■ INSTRUCTIONS TO FOLLOW ■
Using the data below, copy each line that includes the word "username".

■ DATA SHOWN ■

** BEGIN **

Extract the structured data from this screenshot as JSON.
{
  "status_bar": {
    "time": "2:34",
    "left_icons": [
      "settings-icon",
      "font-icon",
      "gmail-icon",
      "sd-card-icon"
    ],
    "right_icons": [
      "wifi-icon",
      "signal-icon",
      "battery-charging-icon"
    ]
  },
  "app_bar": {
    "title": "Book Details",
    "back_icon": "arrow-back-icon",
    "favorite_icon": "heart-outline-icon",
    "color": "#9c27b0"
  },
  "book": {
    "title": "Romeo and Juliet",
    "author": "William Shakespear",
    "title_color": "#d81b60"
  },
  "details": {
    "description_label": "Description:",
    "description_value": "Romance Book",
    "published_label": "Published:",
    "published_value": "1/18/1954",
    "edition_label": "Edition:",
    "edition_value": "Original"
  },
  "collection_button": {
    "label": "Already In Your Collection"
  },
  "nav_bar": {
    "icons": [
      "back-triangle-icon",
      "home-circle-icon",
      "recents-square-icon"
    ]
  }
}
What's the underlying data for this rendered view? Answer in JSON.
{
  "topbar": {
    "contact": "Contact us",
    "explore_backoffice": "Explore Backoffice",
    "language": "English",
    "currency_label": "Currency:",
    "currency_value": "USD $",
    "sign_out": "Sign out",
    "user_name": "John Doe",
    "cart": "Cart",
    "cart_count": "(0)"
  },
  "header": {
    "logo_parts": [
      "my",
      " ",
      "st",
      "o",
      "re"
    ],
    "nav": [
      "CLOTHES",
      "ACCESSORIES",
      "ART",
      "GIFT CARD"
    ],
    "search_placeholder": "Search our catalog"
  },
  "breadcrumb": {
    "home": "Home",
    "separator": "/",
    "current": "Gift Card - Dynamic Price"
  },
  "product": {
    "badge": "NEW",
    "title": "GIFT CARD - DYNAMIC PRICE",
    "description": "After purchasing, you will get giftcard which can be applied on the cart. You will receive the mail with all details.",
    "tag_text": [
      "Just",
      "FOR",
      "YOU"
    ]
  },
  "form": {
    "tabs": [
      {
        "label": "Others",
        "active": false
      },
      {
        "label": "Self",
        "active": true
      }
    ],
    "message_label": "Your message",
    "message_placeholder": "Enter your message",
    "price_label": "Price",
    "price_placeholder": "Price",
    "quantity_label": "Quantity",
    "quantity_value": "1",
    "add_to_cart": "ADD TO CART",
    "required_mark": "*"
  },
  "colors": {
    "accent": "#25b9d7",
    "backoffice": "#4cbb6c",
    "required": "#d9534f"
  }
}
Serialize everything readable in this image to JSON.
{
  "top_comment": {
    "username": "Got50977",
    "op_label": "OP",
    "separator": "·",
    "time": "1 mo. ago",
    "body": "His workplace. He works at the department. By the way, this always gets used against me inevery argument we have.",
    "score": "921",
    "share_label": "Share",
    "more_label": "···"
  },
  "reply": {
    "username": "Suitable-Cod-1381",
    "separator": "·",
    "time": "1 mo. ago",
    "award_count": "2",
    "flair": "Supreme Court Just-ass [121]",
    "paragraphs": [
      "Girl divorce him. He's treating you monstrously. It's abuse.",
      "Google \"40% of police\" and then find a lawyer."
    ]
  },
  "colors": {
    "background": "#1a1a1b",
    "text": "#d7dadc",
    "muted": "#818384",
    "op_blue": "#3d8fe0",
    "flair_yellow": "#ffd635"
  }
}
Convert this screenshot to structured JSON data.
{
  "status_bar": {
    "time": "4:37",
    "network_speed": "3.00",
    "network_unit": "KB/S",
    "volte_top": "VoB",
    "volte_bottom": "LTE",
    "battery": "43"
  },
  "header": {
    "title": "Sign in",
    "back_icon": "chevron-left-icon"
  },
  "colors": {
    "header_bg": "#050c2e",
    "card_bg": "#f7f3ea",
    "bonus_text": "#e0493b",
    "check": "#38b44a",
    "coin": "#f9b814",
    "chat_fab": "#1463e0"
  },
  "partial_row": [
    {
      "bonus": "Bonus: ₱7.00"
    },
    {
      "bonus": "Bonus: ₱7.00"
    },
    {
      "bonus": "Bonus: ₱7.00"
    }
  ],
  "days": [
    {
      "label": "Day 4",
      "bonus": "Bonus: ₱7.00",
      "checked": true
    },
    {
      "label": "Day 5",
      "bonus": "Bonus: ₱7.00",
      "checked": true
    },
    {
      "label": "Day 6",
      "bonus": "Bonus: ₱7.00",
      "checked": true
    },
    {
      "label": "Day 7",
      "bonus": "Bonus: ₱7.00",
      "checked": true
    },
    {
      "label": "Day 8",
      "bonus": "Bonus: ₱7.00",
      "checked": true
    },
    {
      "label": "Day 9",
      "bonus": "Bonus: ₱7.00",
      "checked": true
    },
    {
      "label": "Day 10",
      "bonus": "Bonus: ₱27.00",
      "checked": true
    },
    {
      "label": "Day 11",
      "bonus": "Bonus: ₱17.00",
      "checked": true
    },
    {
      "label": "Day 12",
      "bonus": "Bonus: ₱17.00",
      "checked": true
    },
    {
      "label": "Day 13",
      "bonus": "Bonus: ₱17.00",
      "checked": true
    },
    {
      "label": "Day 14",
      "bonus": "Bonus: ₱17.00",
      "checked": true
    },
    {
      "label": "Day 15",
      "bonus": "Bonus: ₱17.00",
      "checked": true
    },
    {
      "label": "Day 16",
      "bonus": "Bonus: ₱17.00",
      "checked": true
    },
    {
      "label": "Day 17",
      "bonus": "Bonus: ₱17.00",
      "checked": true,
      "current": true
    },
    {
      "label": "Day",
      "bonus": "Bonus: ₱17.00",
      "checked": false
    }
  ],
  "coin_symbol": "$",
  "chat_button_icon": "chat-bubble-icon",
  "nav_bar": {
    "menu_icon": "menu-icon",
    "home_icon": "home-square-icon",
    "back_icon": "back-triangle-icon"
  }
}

** END **

■ OUTPUT ■
    "username": "Got50977",
    "username": "Suitable-Cod-1381",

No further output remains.